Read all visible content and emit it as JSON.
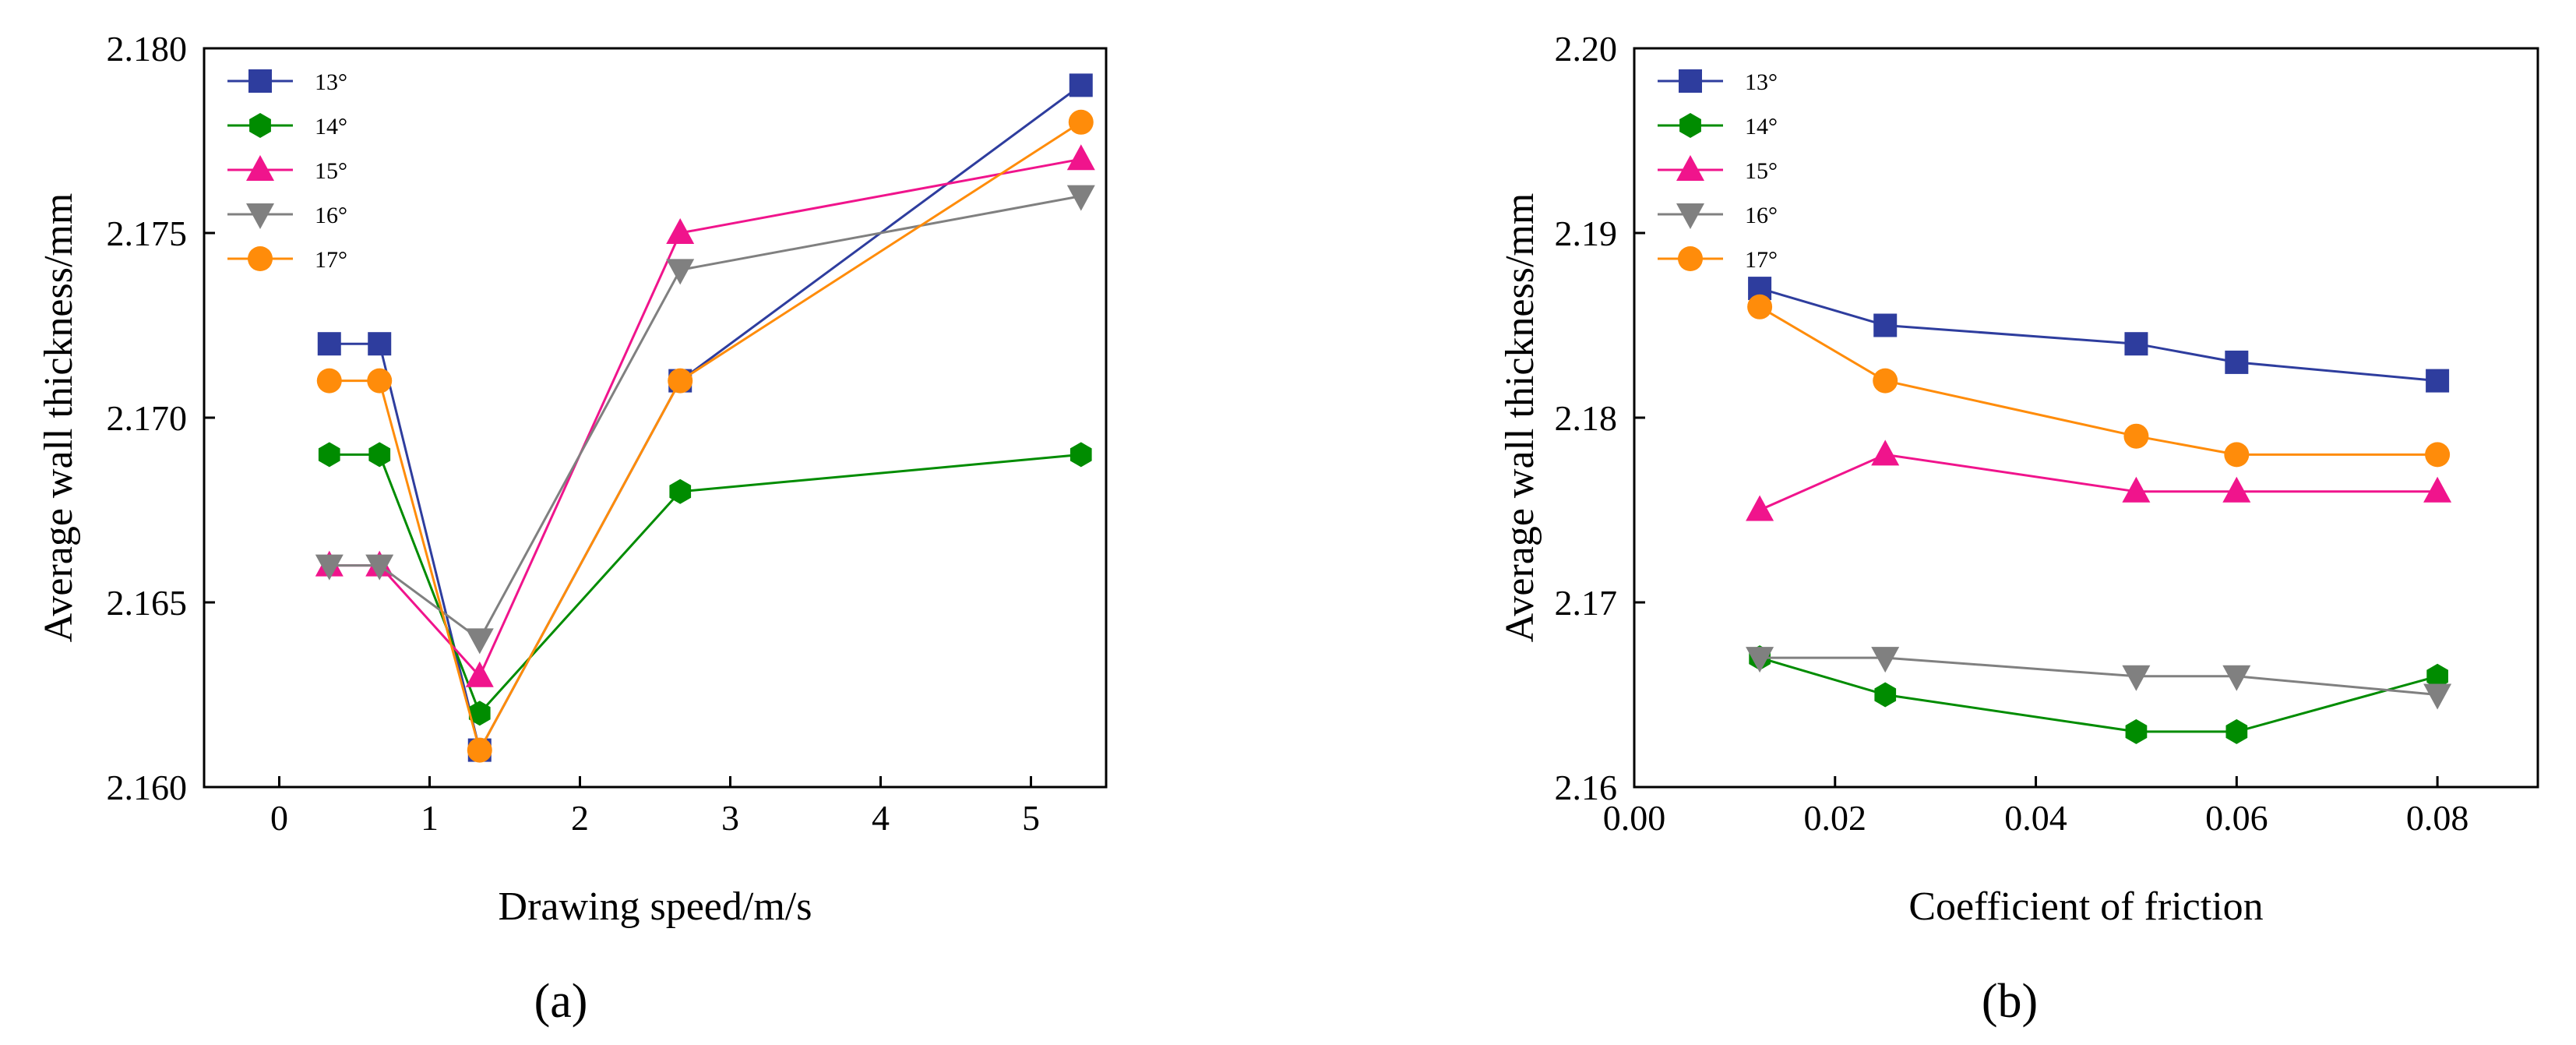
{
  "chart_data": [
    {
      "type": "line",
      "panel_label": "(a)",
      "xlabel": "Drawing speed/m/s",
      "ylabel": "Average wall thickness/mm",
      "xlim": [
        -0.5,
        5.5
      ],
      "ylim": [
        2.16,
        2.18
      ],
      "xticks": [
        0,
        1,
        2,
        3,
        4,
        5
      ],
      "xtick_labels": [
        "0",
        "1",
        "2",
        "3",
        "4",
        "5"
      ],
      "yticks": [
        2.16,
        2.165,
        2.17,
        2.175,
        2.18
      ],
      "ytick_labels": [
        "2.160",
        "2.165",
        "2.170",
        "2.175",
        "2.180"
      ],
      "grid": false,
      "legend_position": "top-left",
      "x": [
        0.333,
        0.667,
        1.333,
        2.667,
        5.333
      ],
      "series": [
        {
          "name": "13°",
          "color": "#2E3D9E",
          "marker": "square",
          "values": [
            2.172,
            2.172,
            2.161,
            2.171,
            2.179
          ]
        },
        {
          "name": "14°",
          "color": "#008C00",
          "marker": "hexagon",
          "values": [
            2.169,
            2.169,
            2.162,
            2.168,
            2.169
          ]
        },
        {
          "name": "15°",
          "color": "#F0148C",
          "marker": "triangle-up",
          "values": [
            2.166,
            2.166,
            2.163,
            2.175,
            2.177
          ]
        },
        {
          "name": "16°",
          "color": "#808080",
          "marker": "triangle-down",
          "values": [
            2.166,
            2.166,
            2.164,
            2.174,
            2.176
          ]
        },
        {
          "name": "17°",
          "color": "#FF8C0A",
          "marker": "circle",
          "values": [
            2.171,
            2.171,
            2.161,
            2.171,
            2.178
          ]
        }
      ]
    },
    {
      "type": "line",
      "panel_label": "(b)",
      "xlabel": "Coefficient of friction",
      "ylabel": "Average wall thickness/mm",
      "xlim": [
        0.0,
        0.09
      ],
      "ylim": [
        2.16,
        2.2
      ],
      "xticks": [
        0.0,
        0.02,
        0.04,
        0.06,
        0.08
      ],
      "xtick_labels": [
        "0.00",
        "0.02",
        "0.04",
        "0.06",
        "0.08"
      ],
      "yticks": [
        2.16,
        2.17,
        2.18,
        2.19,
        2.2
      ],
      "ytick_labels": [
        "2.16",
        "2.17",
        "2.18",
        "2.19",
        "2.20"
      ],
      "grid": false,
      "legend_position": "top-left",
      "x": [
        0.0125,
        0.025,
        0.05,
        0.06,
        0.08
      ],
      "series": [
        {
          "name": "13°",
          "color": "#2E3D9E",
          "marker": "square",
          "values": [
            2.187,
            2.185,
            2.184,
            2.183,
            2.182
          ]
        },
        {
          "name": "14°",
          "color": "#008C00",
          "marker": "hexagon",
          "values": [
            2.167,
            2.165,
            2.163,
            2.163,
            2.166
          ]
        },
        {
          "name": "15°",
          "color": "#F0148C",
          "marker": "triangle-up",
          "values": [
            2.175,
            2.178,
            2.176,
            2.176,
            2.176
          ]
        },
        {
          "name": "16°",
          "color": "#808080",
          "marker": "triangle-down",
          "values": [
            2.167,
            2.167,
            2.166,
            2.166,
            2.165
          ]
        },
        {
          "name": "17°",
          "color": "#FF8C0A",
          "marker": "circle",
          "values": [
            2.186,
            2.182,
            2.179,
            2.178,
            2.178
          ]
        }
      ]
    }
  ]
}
######
Task objective: Copy the entries exactly. Leave out the images.

In response:
Read all visible content and emit it as JSON.
{
  "chart_data": [
    {
      "type": "line",
      "panel_label": "(a)",
      "xlabel": "Drawing speed/m/s",
      "ylabel": "Average wall thickness/mm",
      "xlim": [
        -0.5,
        5.5
      ],
      "ylim": [
        2.16,
        2.18
      ],
      "xticks": [
        0,
        1,
        2,
        3,
        4,
        5
      ],
      "xtick_labels": [
        "0",
        "1",
        "2",
        "3",
        "4",
        "5"
      ],
      "yticks": [
        2.16,
        2.165,
        2.17,
        2.175,
        2.18
      ],
      "ytick_labels": [
        "2.160",
        "2.165",
        "2.170",
        "2.175",
        "2.180"
      ],
      "grid": false,
      "legend_position": "top-left",
      "x": [
        0.333,
        0.667,
        1.333,
        2.667,
        5.333
      ],
      "series": [
        {
          "name": "13°",
          "color": "#2E3D9E",
          "marker": "square",
          "values": [
            2.172,
            2.172,
            2.161,
            2.171,
            2.179
          ]
        },
        {
          "name": "14°",
          "color": "#008C00",
          "marker": "hexagon",
          "values": [
            2.169,
            2.169,
            2.162,
            2.168,
            2.169
          ]
        },
        {
          "name": "15°",
          "color": "#F0148C",
          "marker": "triangle-up",
          "values": [
            2.166,
            2.166,
            2.163,
            2.175,
            2.177
          ]
        },
        {
          "name": "16°",
          "color": "#808080",
          "marker": "triangle-down",
          "values": [
            2.166,
            2.166,
            2.164,
            2.174,
            2.176
          ]
        },
        {
          "name": "17°",
          "color": "#FF8C0A",
          "marker": "circle",
          "values": [
            2.171,
            2.171,
            2.161,
            2.171,
            2.178
          ]
        }
      ]
    },
    {
      "type": "line",
      "panel_label": "(b)",
      "xlabel": "Coefficient of friction",
      "ylabel": "Average wall thickness/mm",
      "xlim": [
        0.0,
        0.09
      ],
      "ylim": [
        2.16,
        2.2
      ],
      "xticks": [
        0.0,
        0.02,
        0.04,
        0.06,
        0.08
      ],
      "xtick_labels": [
        "0.00",
        "0.02",
        "0.04",
        "0.06",
        "0.08"
      ],
      "yticks": [
        2.16,
        2.17,
        2.18,
        2.19,
        2.2
      ],
      "ytick_labels": [
        "2.16",
        "2.17",
        "2.18",
        "2.19",
        "2.20"
      ],
      "grid": false,
      "legend_position": "top-left",
      "x": [
        0.0125,
        0.025,
        0.05,
        0.06,
        0.08
      ],
      "series": [
        {
          "name": "13°",
          "color": "#2E3D9E",
          "marker": "square",
          "values": [
            2.187,
            2.185,
            2.184,
            2.183,
            2.182
          ]
        },
        {
          "name": "14°",
          "color": "#008C00",
          "marker": "hexagon",
          "values": [
            2.167,
            2.165,
            2.163,
            2.163,
            2.166
          ]
        },
        {
          "name": "15°",
          "color": "#F0148C",
          "marker": "triangle-up",
          "values": [
            2.175,
            2.178,
            2.176,
            2.176,
            2.176
          ]
        },
        {
          "name": "16°",
          "color": "#808080",
          "marker": "triangle-down",
          "values": [
            2.167,
            2.167,
            2.166,
            2.166,
            2.165
          ]
        },
        {
          "name": "17°",
          "color": "#FF8C0A",
          "marker": "circle",
          "values": [
            2.186,
            2.182,
            2.179,
            2.178,
            2.178
          ]
        }
      ]
    }
  ]
}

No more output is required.